#### [TRECHO DO DOCUMENTO]
=-=-=-=-=

A adesão ao PTB, partido cada vez mais marcada pelos posicionamentos extremados de seu cacique, o ex-deputado Roberto Jefferson, não seria surpresa. A maior parte das peças publicadas pelos Weintraub tem posicionamentos extremos, que o próprio governo Bolsonaro não deu conta de implementar, como a pena de morte.

Sobre planos para o futuro, o ex-ministro também diz que pretende “ajudar” o presidente Bolsonaro a depender do que chamou de “mecanismo” e de “novos patriotas“. Ele também já chegou a dizer que a direita precisa de um novo partido para poder “ganhar o jogo“.

“A gente precisa ter o nosso partido, a gente precisa ter nossa estrutura. Se não, a gente nunca vai ganhar o jogo. Precisamos criar as estruturas para permitir o presidente Bolsonaro não depender do mecanismo”, afirmou.

“O que a gente está pensando é em como reunir a direita para dar apoio ao presidente. Para ele não ficar na mão dos novos patriotas e conversadores. Estamos vendo isso de como reagrupar a direita. Porque eles conseguiram fazer a gente brigar entre nós”, disse o ex-ministro da Educação.

Em outro momento, mesmo que seja impedido de emitir posições políticos, Abraham defendeu a pena de morte contra a pedofilia: “Eu acredito na pena de morte. Encontrou documentado alguma coisa que comprove abuso sexual contra crianças? Julga e executa. Sou contra torturar. Arrancar um pedaço sou contra. Eu sou a favor de executar. É uma coisa de civilização”, afirmou.

=-=-=-=-=

#### [Dados de previsão de caixas delimitadoras]

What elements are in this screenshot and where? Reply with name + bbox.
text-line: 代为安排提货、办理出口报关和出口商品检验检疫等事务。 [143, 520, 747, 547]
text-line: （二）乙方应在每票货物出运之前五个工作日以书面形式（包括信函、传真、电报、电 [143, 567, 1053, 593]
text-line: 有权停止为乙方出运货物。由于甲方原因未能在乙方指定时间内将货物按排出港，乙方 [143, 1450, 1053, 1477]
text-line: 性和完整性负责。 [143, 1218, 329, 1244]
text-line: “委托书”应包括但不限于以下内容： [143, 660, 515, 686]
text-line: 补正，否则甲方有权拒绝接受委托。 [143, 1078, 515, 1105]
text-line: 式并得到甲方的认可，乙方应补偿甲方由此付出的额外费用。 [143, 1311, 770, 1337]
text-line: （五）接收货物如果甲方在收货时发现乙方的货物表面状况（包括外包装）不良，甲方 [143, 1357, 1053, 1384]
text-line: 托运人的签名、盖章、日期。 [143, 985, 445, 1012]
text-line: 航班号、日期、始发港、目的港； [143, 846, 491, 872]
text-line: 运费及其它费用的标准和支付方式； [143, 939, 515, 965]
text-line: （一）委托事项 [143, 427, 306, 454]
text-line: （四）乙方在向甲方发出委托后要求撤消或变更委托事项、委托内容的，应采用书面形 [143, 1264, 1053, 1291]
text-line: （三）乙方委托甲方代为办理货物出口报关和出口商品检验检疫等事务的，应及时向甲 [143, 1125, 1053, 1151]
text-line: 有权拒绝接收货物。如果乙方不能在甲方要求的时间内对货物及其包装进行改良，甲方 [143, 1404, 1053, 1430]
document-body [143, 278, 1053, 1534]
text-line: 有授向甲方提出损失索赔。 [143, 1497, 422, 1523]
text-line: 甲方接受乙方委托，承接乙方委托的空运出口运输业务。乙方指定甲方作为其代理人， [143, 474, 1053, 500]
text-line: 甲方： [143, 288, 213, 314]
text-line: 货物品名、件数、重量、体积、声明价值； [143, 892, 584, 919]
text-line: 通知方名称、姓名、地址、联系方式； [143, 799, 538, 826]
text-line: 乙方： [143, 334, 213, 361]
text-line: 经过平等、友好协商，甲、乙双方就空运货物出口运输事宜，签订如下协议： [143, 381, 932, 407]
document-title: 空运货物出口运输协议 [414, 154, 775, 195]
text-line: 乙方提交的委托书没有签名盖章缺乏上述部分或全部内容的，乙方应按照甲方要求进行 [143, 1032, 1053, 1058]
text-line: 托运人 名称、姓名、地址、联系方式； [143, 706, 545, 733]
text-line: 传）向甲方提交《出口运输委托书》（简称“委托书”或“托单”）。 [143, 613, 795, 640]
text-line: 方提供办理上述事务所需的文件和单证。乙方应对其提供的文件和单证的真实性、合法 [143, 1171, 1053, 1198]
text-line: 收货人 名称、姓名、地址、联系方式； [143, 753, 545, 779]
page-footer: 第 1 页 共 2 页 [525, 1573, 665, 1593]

=-=-=-=-=

#### [PROBLEMA A RESOLVER]
Indique quem o trecho do documento aponta como cacique do PTB.

#### [RESPOSTA ESPERADA]
O ex-deputado Roberto Jefferson.